━━━━━ Dataset entries
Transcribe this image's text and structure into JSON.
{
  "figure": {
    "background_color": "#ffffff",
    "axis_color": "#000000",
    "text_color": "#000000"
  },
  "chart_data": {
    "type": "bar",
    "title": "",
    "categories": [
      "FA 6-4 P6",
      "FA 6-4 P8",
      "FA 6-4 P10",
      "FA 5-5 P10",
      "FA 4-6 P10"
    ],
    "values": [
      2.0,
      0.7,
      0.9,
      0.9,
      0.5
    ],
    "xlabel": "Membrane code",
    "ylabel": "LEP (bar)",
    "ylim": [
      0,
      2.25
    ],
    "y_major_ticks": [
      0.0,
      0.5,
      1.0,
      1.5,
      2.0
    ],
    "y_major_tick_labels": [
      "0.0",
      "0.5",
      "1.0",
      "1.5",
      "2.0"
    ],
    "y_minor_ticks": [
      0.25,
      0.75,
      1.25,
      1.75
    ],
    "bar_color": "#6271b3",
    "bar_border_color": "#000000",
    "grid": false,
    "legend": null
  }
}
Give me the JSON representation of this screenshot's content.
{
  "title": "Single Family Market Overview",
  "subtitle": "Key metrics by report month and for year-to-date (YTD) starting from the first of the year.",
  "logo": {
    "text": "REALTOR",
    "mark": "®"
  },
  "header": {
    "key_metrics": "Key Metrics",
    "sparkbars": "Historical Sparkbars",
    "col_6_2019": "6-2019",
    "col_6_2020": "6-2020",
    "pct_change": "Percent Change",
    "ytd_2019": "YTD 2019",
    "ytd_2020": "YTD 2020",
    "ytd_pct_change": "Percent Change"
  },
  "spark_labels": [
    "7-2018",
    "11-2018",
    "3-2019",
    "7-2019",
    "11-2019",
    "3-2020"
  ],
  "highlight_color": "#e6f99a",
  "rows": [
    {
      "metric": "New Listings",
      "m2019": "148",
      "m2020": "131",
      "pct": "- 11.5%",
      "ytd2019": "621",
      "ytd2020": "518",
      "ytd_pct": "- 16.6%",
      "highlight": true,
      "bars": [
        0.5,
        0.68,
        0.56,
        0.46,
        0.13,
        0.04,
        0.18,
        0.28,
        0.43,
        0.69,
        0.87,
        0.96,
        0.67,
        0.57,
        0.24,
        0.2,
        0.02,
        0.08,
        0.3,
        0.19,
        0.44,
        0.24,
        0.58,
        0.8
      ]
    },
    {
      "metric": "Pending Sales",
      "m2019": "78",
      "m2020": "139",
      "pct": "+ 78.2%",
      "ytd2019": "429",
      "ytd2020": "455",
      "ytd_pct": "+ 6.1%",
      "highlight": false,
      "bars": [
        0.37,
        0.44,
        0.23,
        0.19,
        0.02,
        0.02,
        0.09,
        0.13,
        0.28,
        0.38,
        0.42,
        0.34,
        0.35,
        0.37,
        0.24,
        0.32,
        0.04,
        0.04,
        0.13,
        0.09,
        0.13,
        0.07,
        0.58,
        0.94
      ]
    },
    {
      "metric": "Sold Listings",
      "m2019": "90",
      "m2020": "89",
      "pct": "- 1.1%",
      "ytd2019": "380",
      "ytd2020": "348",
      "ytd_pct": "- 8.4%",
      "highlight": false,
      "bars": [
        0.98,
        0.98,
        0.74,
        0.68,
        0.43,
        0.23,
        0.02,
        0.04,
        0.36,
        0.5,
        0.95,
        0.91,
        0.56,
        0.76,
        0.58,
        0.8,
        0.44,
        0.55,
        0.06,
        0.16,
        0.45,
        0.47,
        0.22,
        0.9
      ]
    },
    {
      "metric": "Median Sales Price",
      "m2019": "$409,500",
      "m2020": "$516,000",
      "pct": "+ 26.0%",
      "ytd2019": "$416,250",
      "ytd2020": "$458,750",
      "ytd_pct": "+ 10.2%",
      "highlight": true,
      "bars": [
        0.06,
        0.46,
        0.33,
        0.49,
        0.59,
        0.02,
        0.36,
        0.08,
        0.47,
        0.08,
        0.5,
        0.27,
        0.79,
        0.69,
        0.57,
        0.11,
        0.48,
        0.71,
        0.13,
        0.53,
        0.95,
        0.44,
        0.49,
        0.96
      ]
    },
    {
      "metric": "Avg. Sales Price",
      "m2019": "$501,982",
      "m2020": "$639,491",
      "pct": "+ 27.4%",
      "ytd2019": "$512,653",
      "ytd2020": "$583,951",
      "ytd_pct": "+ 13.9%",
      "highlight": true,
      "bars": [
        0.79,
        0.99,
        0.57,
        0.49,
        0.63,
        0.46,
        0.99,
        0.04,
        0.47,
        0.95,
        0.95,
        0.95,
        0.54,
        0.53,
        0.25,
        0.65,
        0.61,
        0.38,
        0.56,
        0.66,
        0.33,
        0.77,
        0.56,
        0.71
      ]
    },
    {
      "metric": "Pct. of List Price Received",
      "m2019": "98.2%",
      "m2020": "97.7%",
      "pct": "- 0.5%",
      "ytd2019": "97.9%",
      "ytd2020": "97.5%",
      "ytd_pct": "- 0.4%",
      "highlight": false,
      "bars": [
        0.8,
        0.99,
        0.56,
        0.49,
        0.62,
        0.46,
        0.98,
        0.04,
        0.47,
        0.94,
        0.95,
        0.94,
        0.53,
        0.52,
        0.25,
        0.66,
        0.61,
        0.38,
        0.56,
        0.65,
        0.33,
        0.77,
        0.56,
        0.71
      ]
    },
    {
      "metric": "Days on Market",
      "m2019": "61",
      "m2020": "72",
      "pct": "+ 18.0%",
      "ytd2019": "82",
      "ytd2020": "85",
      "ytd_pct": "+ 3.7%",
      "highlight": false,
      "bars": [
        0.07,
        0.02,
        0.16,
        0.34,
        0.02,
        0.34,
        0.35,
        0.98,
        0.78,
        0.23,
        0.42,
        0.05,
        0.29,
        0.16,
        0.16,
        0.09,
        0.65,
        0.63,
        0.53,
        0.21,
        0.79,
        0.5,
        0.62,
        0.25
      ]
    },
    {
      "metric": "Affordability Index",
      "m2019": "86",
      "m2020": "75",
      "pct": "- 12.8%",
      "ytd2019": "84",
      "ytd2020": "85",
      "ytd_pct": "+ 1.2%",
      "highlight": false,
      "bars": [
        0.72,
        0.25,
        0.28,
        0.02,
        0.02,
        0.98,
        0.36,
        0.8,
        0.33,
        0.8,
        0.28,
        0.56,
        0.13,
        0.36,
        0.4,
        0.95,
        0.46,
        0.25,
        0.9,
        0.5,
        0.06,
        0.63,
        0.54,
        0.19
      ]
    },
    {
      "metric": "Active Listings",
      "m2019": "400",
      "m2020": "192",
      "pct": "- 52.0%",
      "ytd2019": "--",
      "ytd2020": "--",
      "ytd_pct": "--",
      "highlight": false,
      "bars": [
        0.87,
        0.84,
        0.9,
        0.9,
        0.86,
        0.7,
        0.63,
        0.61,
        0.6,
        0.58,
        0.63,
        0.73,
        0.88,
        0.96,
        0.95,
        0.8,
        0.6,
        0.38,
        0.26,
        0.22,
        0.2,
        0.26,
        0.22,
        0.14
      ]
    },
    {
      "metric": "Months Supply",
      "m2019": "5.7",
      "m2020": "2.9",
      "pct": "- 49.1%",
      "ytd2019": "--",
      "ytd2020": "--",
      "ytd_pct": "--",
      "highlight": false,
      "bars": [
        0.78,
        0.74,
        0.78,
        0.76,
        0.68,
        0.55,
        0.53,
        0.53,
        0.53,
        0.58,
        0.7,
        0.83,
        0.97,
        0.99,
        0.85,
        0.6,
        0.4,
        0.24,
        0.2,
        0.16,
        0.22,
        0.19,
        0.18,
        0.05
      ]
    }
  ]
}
━━━━━━━━━━
Transcribe all of the entries without altering anything.

Transcribe this image's text and structure into JSON.
{
  "figure": {
    "background_color": "#ffffff",
    "axis_color": "#000000",
    "text_color": "#000000"
  },
  "chart_data": {
    "type": "bar",
    "title": "",
    "categories": [
      "FA 6-4 P6",
      "FA 6-4 P8",
      "FA 6-4 P10",
      "FA 5-5 P10",
      "FA 4-6 P10"
    ],
    "values": [
      2.0,
      0.7,
      0.9,
      0.9,
      0.5
    ],
    "xlabel": "Membrane code",
    "ylabel": "LEP (bar)",
    "ylim": [
      0,
      2.25
    ],
    "y_major_ticks": [
      0.0,
      0.5,
      1.0,
      1.5,
      2.0
    ],
    "y_major_tick_labels": [
      "0.0",
      "0.5",
      "1.0",
      "1.5",
      "2.0"
    ],
    "y_minor_ticks": [
      0.25,
      0.75,
      1.25,
      1.75
    ],
    "bar_color": "#6271b3",
    "bar_border_color": "#000000",
    "grid": false,
    "legend": null
  }
}
Give me the JSON representation of this screenshot's content.
{
  "title": "Single Family Market Overview",
  "subtitle": "Key metrics by report month and for year-to-date (YTD) starting from the first of the year.",
  "logo": {
    "text": "REALTOR",
    "mark": "®"
  },
  "header": {
    "key_metrics": "Key Metrics",
    "sparkbars": "Historical Sparkbars",
    "col_6_2019": "6-2019",
    "col_6_2020": "6-2020",
    "pct_change": "Percent Change",
    "ytd_2019": "YTD 2019",
    "ytd_2020": "YTD 2020",
    "ytd_pct_change": "Percent Change"
  },
  "spark_labels": [
    "7-2018",
    "11-2018",
    "3-2019",
    "7-2019",
    "11-2019",
    "3-2020"
  ],
  "highlight_color": "#e6f99a",
  "rows": [
    {
      "metric": "New Listings",
      "m2019": "148",
      "m2020": "131",
      "pct": "- 11.5%",
      "ytd2019": "621",
      "ytd2020": "518",
      "ytd_pct": "- 16.6%",
      "highlight": true,
      "bars": [
        0.5,
        0.68,
        0.56,
        0.46,
        0.13,
        0.04,
        0.18,
        0.28,
        0.43,
        0.69,
        0.87,
        0.96,
        0.67,
        0.57,
        0.24,
        0.2,
        0.02,
        0.08,
        0.3,
        0.19,
        0.44,
        0.24,
        0.58,
        0.8
      ]
    },
    {
      "metric": "Pending Sales",
      "m2019": "78",
      "m2020": "139",
      "pct": "+ 78.2%",
      "ytd2019": "429",
      "ytd2020": "455",
      "ytd_pct": "+ 6.1%",
      "highlight": false,
      "bars": [
        0.37,
        0.44,
        0.23,
        0.19,
        0.02,
        0.02,
        0.09,
        0.13,
        0.28,
        0.38,
        0.42,
        0.34,
        0.35,
        0.37,
        0.24,
        0.32,
        0.04,
        0.04,
        0.13,
        0.09,
        0.13,
        0.07,
        0.58,
        0.94
      ]
    },
    {
      "metric": "Sold Listings",
      "m2019": "90",
      "m2020": "89",
      "pct": "- 1.1%",
      "ytd2019": "380",
      "ytd2020": "348",
      "ytd_pct": "- 8.4%",
      "highlight": false,
      "bars": [
        0.98,
        0.98,
        0.74,
        0.68,
        0.43,
        0.23,
        0.02,
        0.04,
        0.36,
        0.5,
        0.95,
        0.91,
        0.56,
        0.76,
        0.58,
        0.8,
        0.44,
        0.55,
        0.06,
        0.16,
        0.45,
        0.47,
        0.22,
        0.9
      ]
    },
    {
      "metric": "Median Sales Price",
      "m2019": "$409,500",
      "m2020": "$516,000",
      "pct": "+ 26.0%",
      "ytd2019": "$416,250",
      "ytd2020": "$458,750",
      "ytd_pct": "+ 10.2%",
      "highlight": true,
      "bars": [
        0.06,
        0.46,
        0.33,
        0.49,
        0.59,
        0.02,
        0.36,
        0.08,
        0.47,
        0.08,
        0.5,
        0.27,
        0.79,
        0.69,
        0.57,
        0.11,
        0.48,
        0.71,
        0.13,
        0.53,
        0.95,
        0.44,
        0.49,
        0.96
      ]
    },
    {
      "metric": "Avg. Sales Price",
      "m2019": "$501,982",
      "m2020": "$639,491",
      "pct": "+ 27.4%",
      "ytd2019": "$512,653",
      "ytd2020": "$583,951",
      "ytd_pct": "+ 13.9%",
      "highlight": true,
      "bars": [
        0.79,
        0.99,
        0.57,
        0.49,
        0.63,
        0.46,
        0.99,
        0.04,
        0.47,
        0.95,
        0.95,
        0.95,
        0.54,
        0.53,
        0.25,
        0.65,
        0.61,
        0.38,
        0.56,
        0.66,
        0.33,
        0.77,
        0.56,
        0.71
      ]
    },
    {
      "metric": "Pct. of List Price Received",
      "m2019": "98.2%",
      "m2020": "97.7%",
      "pct": "- 0.5%",
      "ytd2019": "97.9%",
      "ytd2020": "97.5%",
      "ytd_pct": "- 0.4%",
      "highlight": false,
      "bars": [
        0.8,
        0.99,
        0.56,
        0.49,
        0.62,
        0.46,
        0.98,
        0.04,
        0.47,
        0.94,
        0.95,
        0.94,
        0.53,
        0.52,
        0.25,
        0.66,
        0.61,
        0.38,
        0.56,
        0.65,
        0.33,
        0.77,
        0.56,
        0.71
      ]
    },
    {
      "metric": "Days on Market",
      "m2019": "61",
      "m2020": "72",
      "pct": "+ 18.0%",
      "ytd2019": "82",
      "ytd2020": "85",
      "ytd_pct": "+ 3.7%",
      "highlight": false,
      "bars": [
        0.07,
        0.02,
        0.16,
        0.34,
        0.02,
        0.34,
        0.35,
        0.98,
        0.78,
        0.23,
        0.42,
        0.05,
        0.29,
        0.16,
        0.16,
        0.09,
        0.65,
        0.63,
        0.53,
        0.21,
        0.79,
        0.5,
        0.62,
        0.25
      ]
    },
    {
      "metric": "Affordability Index",
      "m2019": "86",
      "m2020": "75",
      "pct": "- 12.8%",
      "ytd2019": "84",
      "ytd2020": "85",
      "ytd_pct": "+ 1.2%",
      "highlight": false,
      "bars": [
        0.72,
        0.25,
        0.28,
        0.02,
        0.02,
        0.98,
        0.36,
        0.8,
        0.33,
        0.8,
        0.28,
        0.56,
        0.13,
        0.36,
        0.4,
        0.95,
        0.46,
        0.25,
        0.9,
        0.5,
        0.06,
        0.63,
        0.54,
        0.19
      ]
    },
    {
      "metric": "Active Listings",
      "m2019": "400",
      "m2020": "192",
      "pct": "- 52.0%",
      "ytd2019": "--",
      "ytd2020": "--",
      "ytd_pct": "--",
      "highlight": false,
      "bars": [
        0.87,
        0.84,
        0.9,
        0.9,
        0.86,
        0.7,
        0.63,
        0.61,
        0.6,
        0.58,
        0.63,
        0.73,
        0.88,
        0.96,
        0.95,
        0.8,
        0.6,
        0.38,
        0.26,
        0.22,
        0.2,
        0.26,
        0.22,
        0.14
      ]
    },
    {
      "metric": "Months Supply",
      "m2019": "5.7",
      "m2020": "2.9",
      "pct": "- 49.1%",
      "ytd2019": "--",
      "ytd2020": "--",
      "ytd_pct": "--",
      "highlight": false,
      "bars": [
        0.78,
        0.74,
        0.78,
        0.76,
        0.68,
        0.55,
        0.53,
        0.53,
        0.53,
        0.58,
        0.7,
        0.83,
        0.97,
        0.99,
        0.85,
        0.6,
        0.4,
        0.24,
        0.2,
        0.16,
        0.22,
        0.19,
        0.18,
        0.05
      ]
    }
  ]
}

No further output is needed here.